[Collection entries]
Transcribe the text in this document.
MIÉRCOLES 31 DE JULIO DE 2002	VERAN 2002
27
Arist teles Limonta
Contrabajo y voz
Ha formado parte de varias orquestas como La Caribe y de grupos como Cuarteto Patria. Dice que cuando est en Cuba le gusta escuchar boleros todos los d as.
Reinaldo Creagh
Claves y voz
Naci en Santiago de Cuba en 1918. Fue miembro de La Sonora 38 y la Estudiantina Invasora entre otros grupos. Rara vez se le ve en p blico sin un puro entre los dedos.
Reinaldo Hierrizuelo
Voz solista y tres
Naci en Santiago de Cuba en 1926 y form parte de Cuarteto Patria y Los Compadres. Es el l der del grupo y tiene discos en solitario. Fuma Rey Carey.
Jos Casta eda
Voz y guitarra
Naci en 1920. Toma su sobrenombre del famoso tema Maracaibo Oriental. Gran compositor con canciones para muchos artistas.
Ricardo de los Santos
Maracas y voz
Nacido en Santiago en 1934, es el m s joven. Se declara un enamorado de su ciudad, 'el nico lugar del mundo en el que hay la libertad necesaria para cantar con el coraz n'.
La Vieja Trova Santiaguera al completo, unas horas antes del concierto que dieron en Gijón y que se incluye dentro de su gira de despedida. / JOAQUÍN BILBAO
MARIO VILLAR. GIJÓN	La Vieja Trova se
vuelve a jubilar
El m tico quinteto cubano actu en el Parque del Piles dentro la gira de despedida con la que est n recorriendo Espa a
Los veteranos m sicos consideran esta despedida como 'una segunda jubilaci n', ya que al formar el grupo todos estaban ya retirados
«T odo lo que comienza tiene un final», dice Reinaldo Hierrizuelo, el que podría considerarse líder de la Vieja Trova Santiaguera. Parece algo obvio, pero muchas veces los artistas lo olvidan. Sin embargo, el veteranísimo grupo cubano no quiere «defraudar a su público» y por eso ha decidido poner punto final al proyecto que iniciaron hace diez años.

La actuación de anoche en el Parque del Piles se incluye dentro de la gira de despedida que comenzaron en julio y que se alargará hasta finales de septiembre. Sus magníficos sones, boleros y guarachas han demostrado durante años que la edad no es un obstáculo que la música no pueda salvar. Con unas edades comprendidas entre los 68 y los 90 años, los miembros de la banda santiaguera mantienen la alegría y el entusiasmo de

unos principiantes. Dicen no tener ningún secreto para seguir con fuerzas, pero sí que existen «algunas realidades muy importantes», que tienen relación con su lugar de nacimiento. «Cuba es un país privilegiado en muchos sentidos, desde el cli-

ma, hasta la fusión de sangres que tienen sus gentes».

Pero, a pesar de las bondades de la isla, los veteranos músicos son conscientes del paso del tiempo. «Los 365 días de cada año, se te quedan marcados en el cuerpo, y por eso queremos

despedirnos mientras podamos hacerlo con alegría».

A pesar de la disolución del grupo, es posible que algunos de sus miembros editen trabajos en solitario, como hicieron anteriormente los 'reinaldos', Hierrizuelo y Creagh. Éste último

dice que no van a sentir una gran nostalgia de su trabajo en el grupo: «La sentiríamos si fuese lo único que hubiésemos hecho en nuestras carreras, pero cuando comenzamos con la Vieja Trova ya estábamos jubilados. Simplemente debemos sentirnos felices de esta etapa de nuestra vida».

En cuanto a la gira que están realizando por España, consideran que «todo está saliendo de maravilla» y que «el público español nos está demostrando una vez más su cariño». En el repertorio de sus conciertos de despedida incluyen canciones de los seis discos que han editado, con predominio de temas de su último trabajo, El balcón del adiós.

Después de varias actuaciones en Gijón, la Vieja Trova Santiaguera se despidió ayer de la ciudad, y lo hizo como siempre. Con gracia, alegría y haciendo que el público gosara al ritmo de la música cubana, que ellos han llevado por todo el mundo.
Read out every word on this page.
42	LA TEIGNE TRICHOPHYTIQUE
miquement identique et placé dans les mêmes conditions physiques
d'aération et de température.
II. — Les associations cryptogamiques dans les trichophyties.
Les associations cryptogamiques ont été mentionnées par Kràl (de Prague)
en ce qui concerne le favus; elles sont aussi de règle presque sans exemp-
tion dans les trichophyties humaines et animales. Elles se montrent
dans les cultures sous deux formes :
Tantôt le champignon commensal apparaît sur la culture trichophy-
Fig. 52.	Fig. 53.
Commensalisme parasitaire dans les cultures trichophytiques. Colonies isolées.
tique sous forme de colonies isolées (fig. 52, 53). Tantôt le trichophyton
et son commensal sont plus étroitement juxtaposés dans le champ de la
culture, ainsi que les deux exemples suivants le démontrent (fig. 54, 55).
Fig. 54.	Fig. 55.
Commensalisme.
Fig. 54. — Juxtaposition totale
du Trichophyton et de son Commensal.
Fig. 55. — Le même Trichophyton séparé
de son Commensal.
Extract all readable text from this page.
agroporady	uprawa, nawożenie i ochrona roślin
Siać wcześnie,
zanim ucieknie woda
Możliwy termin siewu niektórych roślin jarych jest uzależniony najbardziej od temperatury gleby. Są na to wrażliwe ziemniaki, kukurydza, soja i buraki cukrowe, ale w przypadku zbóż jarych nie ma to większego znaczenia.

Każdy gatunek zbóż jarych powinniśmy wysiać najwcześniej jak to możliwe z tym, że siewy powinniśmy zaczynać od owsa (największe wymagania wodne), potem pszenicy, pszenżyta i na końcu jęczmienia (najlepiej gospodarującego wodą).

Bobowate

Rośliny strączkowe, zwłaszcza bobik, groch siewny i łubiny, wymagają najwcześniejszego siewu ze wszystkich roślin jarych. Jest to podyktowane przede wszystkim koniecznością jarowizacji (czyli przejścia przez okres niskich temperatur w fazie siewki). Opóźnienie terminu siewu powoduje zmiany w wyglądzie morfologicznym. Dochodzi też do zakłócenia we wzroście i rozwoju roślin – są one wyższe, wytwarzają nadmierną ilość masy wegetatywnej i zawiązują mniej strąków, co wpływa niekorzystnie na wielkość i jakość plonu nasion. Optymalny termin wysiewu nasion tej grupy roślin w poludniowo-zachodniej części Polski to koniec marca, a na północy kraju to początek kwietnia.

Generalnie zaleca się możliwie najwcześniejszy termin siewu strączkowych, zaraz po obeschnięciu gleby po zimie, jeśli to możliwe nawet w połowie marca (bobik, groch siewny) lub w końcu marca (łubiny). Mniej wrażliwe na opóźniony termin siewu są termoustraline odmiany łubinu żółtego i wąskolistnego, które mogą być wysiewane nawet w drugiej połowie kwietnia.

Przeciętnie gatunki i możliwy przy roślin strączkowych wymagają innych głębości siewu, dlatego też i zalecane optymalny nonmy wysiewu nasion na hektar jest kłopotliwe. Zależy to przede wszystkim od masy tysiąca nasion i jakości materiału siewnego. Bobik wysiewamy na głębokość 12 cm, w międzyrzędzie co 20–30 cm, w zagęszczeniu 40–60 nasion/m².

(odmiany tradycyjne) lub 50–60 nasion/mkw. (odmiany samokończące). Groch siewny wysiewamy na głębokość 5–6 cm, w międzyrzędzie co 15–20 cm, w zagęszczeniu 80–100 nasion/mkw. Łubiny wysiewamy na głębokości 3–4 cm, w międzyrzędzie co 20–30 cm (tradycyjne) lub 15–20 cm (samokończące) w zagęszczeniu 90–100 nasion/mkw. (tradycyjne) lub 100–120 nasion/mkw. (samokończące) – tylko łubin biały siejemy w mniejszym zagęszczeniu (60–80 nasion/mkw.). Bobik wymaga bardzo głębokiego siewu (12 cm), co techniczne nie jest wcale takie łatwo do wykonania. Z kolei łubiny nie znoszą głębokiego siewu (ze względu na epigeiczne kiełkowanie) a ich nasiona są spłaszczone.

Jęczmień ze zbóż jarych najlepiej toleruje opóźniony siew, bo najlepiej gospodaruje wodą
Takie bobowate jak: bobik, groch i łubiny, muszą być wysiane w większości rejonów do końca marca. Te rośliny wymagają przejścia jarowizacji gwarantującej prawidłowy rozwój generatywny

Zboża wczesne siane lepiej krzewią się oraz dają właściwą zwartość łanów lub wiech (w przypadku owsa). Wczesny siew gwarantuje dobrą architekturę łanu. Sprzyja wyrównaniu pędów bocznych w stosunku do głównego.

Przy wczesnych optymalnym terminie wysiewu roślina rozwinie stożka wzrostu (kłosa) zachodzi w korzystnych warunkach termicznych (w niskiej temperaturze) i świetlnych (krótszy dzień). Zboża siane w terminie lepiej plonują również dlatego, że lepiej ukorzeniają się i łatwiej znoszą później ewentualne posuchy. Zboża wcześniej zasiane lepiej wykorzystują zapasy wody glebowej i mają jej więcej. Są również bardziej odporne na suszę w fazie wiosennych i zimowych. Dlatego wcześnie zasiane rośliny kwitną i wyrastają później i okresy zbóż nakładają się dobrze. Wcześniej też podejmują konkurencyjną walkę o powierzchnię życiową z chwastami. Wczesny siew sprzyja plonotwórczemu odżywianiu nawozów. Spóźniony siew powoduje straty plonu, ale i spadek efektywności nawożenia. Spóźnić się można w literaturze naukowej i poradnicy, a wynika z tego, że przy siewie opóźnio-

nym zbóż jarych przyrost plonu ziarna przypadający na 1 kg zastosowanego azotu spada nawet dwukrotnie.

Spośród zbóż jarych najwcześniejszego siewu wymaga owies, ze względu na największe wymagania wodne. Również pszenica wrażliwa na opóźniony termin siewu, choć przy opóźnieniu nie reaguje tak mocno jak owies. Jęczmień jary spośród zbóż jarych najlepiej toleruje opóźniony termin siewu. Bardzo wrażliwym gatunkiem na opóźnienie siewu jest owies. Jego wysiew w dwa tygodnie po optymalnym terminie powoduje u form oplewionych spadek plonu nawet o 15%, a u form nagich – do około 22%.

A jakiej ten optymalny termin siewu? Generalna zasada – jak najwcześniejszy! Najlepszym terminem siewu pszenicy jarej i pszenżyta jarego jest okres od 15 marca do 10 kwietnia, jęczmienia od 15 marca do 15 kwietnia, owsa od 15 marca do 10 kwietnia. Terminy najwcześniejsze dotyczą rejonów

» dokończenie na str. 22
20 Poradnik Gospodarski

### What is required:
From the listing above, pick out every line containing "entre".

### Task output:
Naci en Santiago de Cuba en 1918. Fue miembro de La Sonora 38 y la Estudiantina Invasora entre otros grupos. Rara vez se le ve en p blico sin un puro entre los dedos.
La actuación de anoche en el Parque del Piles se incluye dentro de la gira de despedida que comenzaron en julio y que se alargará hasta finales de septiembre. Sus magníficos sones, boleros y guarachas han demostrado durante años que la edad no es un obstáculo que la música no pueda salvar. Con unas edades comprendidas entre los 68 y los 90 años, los miembros de la banda santiaguera mantienen la alegría y el entusiasmo de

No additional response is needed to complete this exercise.